Short task 1: Reproduce the bid protest decision below word for word, in full.
═════ Text
Matter of:Pacific Architects and Engineers, Inc.

File:     B-274405.2; B-274405.3

Date:December 18, 1996

Howell Roger Riggs, Esq., for the protester.
Stuart Young, Esq., and Cheralyn S. Cameron, Esq. for DynCorp, an 
intervenor.
Thomas J. Duffy, Esq., Department of the Army, for the agency.
Katherine I. Riback, Esq., Glenn G. Wolcott, Esq., and Paul Lieberman, 
Esq., Office of the General Counsel, GAO, participated in the 
preparation of the decision.

DIGEST

1.  Although agency did not give protester an opportunity to comment 
on each individual survey response regarding past performance, 
discussions were adequate where agency identified multiple categories 
in which protester's past performance was deficient and protester has 
not identified any other past performance areas under which its 
proposal was downgraded.

2.  Agency's cost realism analysis was adequate where the agency 
reasonably considered the likely cost of awardee's performance, 
including a determination that the awardee's proposed manning levels 
were adequate to perform the solicitation tasking requirements.

DECISION

Pacific Architects and Engineers, Inc. (PAE) protests the Department 
of the Army's award of a contract to DynCorp under request for 
proposals (RFP) No. DAHC92-95-R-0132.  PAE, the incumbent contractor, 
argues that the agency failed to conduct adequate discussions, 
improperly evaluated its proposal, and failed to perform an adequate 
cost realism analysis.[1] 

We deny the protest.
══════════
═════ Given records
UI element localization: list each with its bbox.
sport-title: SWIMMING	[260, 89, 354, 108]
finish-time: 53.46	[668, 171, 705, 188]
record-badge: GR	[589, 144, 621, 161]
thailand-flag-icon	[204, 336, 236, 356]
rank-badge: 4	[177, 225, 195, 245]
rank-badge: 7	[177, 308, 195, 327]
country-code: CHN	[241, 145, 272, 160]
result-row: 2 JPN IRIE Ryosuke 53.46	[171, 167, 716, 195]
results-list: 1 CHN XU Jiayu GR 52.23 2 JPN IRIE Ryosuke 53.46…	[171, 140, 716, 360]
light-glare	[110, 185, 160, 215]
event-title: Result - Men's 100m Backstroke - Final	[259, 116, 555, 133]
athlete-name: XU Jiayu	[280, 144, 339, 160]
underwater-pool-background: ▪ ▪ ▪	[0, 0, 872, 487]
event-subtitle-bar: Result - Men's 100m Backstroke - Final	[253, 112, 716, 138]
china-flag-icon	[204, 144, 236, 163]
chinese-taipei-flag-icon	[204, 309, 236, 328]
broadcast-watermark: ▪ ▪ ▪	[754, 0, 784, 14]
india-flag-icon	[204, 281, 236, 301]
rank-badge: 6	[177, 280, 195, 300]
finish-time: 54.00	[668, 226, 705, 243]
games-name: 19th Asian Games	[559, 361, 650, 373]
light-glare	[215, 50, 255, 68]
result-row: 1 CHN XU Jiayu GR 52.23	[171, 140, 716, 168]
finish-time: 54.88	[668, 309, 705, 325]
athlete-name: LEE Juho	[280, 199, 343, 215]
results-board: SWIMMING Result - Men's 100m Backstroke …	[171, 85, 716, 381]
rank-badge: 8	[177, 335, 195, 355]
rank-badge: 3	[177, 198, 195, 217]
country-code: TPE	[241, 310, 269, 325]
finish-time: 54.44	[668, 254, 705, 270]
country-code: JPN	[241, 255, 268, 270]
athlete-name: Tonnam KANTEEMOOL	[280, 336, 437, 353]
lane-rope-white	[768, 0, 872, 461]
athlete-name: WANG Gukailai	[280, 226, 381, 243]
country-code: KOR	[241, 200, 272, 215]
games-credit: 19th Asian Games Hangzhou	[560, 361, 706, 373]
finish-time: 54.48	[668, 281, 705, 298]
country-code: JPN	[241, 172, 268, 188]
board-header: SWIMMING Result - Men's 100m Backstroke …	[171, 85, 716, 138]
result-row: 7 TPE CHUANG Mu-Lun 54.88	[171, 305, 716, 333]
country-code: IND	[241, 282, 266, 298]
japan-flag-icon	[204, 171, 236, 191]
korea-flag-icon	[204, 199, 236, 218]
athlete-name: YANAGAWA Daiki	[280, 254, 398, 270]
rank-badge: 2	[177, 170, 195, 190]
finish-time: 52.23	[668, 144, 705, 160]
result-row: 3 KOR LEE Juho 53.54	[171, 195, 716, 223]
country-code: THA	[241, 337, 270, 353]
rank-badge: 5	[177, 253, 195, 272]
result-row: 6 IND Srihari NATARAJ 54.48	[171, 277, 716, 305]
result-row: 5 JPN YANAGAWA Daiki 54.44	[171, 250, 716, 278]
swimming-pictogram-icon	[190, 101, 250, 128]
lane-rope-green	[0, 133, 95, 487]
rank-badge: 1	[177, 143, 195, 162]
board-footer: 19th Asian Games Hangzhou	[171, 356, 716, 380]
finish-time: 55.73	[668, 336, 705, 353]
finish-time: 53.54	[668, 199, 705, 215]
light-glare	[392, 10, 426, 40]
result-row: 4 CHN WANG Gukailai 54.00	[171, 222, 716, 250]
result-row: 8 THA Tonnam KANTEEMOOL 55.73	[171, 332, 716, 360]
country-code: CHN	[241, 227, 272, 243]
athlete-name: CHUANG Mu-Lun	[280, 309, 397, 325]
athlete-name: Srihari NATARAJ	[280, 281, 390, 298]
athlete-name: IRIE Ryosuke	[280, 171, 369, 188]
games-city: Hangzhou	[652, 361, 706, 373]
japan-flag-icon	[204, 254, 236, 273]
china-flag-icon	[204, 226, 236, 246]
══════════
Short task 2: Write out the listing from its first line up to and including the line with "underwater-pool-background: ▪ ▪". Give only those lines.

Task solution 1:
Matter of:Pacific Architects and Engineers, Inc.

File:     B-274405.2; B-274405.3

Date:December 18, 1996

Howell Roger Riggs, Esq., for the protester.
Stuart Young, Esq., and Cheralyn S. Cameron, Esq. for DynCorp, an 
intervenor.
Thomas J. Duffy, Esq., Department of the Army, for the agency.
Katherine I. Riback, Esq., Glenn G. Wolcott, Esq., and Paul Lieberman, 
Esq., Office of the General Counsel, GAO, participated in the 
preparation of the decision.

DIGEST

1.  Although agency did not give protester an opportunity to comment 
on each individual survey response regarding past performance, 
discussions were adequate where agency identified multiple categories 
in which protester's past performance was deficient and protester has 
not identified any other past performance areas under which its 
proposal was downgraded.

2.  Agency's cost realism analysis was adequate where the agency 
reasonably considered the likely cost of awardee's performance, 
including a determination that the awardee's proposed manning levels 
were adequate to perform the solicitation tasking requirements.

DECISION

Pacific Architects and Engineers, Inc. (PAE) protests the Department 
of the Army's award of a contract to DynCorp under request for 
proposals (RFP) No. DAHC92-95-R-0132.  PAE, the incumbent contractor, 
argues that the agency failed to conduct adequate discussions, 
improperly evaluated its proposal, and failed to perform an adequate 
cost realism analysis.[1] 

We deny the protest.

Task solution 2:
UI element localization: list each with its bbox.
sport-title: SWIMMING	[260, 89, 354, 108]
finish-time: 53.46	[668, 171, 705, 188]
record-badge: GR	[589, 144, 621, 161]
thailand-flag-icon	[204, 336, 236, 356]
rank-badge: 4	[177, 225, 195, 245]
rank-badge: 7	[177, 308, 195, 327]
country-code: CHN	[241, 145, 272, 160]
result-row: 2 JPN IRIE Ryosuke 53.46	[171, 167, 716, 195]
results-list: 1 CHN XU Jiayu GR 52.23 2 JPN IRIE Ryosuke 53.46…	[171, 140, 716, 360]
light-glare	[110, 185, 160, 215]
event-title: Result - Men's 100m Backstroke - Final	[259, 116, 555, 133]
athlete-name: XU Jiayu	[280, 144, 339, 160]
underwater-pool-background: ▪ ▪ ▪	[0, 0, 872, 487]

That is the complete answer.